Entries provided
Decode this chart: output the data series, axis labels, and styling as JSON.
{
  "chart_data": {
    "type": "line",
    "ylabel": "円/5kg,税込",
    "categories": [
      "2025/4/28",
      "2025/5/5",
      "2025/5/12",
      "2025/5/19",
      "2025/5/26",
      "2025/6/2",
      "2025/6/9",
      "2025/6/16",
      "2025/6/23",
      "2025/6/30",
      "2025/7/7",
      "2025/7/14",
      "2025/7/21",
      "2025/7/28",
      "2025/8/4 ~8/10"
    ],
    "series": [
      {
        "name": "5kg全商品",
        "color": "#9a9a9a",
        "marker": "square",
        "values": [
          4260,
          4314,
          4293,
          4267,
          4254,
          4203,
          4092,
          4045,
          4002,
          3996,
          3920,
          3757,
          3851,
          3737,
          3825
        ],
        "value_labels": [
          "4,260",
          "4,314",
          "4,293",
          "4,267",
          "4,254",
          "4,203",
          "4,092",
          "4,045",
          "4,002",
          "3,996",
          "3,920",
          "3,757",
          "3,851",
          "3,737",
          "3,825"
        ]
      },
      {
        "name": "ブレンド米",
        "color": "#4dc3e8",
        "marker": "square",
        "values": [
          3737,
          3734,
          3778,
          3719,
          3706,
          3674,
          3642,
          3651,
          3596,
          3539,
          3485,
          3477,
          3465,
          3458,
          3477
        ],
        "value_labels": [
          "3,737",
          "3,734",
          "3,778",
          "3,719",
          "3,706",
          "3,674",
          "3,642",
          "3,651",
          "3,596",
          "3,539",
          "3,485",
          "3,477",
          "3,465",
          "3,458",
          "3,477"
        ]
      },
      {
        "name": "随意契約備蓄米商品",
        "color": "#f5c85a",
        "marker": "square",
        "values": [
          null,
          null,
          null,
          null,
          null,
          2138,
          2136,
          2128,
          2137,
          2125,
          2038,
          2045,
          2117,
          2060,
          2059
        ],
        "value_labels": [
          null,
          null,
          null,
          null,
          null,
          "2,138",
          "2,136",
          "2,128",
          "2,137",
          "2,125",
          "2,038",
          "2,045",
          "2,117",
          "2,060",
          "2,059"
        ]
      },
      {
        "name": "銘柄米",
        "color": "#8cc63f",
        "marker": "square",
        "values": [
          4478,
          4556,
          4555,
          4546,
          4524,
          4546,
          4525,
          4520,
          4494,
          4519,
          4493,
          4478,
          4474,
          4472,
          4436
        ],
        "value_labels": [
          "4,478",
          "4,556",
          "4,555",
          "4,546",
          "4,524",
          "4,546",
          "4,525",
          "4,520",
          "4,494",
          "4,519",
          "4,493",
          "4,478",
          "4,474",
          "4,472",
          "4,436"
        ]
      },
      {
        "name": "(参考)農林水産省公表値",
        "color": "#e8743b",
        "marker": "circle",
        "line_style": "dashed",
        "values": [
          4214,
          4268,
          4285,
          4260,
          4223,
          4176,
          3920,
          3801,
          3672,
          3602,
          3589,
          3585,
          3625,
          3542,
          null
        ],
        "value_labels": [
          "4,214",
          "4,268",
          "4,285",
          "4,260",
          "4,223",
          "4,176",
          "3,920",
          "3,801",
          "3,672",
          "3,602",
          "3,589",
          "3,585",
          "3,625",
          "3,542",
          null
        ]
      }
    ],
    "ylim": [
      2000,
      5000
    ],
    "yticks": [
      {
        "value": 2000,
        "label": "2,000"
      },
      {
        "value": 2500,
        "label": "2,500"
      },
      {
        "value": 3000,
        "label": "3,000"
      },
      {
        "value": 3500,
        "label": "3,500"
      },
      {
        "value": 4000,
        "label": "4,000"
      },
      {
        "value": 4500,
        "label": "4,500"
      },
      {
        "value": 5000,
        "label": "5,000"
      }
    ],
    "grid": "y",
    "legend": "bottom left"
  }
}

What the exercise asks
Each line of the listing above should be output exactly.

Finished task
Decode this chart: output the data series, axis labels, and styling as JSON.
{
  "chart_data": {
    "type": "line",
    "ylabel": "円/5kg,税込",
    "categories": [
      "2025/4/28",
      "2025/5/5",
      "2025/5/12",
      "2025/5/19",
      "2025/5/26",
      "2025/6/2",
      "2025/6/9",
      "2025/6/16",
      "2025/6/23",
      "2025/6/30",
      "2025/7/7",
      "2025/7/14",
      "2025/7/21",
      "2025/7/28",
      "2025/8/4 ~8/10"
    ],
    "series": [
      {
        "name": "5kg全商品",
        "color": "#9a9a9a",
        "marker": "square",
        "values": [
          4260,
          4314,
          4293,
          4267,
          4254,
          4203,
          4092,
          4045,
          4002,
          3996,
          3920,
          3757,
          3851,
          3737,
          3825
        ],
        "value_labels": [
          "4,260",
          "4,314",
          "4,293",
          "4,267",
          "4,254",
          "4,203",
          "4,092",
          "4,045",
          "4,002",
          "3,996",
          "3,920",
          "3,757",
          "3,851",
          "3,737",
          "3,825"
        ]
      },
      {
        "name": "ブレンド米",
        "color": "#4dc3e8",
        "marker": "square",
        "values": [
          3737,
          3734,
          3778,
          3719,
          3706,
          3674,
          3642,
          3651,
          3596,
          3539,
          3485,
          3477,
          3465,
          3458,
          3477
        ],
        "value_labels": [
          "3,737",
          "3,734",
          "3,778",
          "3,719",
          "3,706",
          "3,674",
          "3,642",
          "3,651",
          "3,596",
          "3,539",
          "3,485",
          "3,477",
          "3,465",
          "3,458",
          "3,477"
        ]
      },
      {
        "name": "随意契約備蓄米商品",
        "color": "#f5c85a",
        "marker": "square",
        "values": [
          null,
          null,
          null,
          null,
          null,
          2138,
          2136,
          2128,
          2137,
          2125,
          2038,
          2045,
          2117,
          2060,
          2059
        ],
        "value_labels": [
          null,
          null,
          null,
          null,
          null,
          "2,138",
          "2,136",
          "2,128",
          "2,137",
          "2,125",
          "2,038",
          "2,045",
          "2,117",
          "2,060",
          "2,059"
        ]
      },
      {
        "name": "銘柄米",
        "color": "#8cc63f",
        "marker": "square",
        "values": [
          4478,
          4556,
          4555,
          4546,
          4524,
          4546,
          4525,
          4520,
          4494,
          4519,
          4493,
          4478,
          4474,
          4472,
          4436
        ],
        "value_labels": [
          "4,478",
          "4,556",
          "4,555",
          "4,546",
          "4,524",
          "4,546",
          "4,525",
          "4,520",
          "4,494",
          "4,519",
          "4,493",
          "4,478",
          "4,474",
          "4,472",
          "4,436"
        ]
      },
      {
        "name": "(参考)農林水産省公表値",
        "color": "#e8743b",
        "marker": "circle",
        "line_style": "dashed",
        "values": [
          4214,
          4268,
          4285,
          4260,
          4223,
          4176,
          3920,
          3801,
          3672,
          3602,
          3589,
          3585,
          3625,
          3542,
          null
        ],
        "value_labels": [
          "4,214",
          "4,268",
          "4,285",
          "4,260",
          "4,223",
          "4,176",
          "3,920",
          "3,801",
          "3,672",
          "3,602",
          "3,589",
          "3,585",
          "3,625",
          "3,542",
          null
        ]
      }
    ],
    "ylim": [
      2000,
      5000
    ],
    "yticks": [
      {
        "value": 2000,
        "label": "2,000"
      },
      {
        "value": 2500,
        "label": "2,500"
      },
      {
        "value": 3000,
        "label": "3,000"
      },
      {
        "value": 3500,
        "label": "3,500"
      },
      {
        "value": 4000,
        "label": "4,000"
      },
      {
        "value": 4500,
        "label": "4,500"
      },
      {
        "value": 5000,
        "label": "5,000"
      }
    ],
    "grid": "y",
    "legend": "bottom left"
  }
}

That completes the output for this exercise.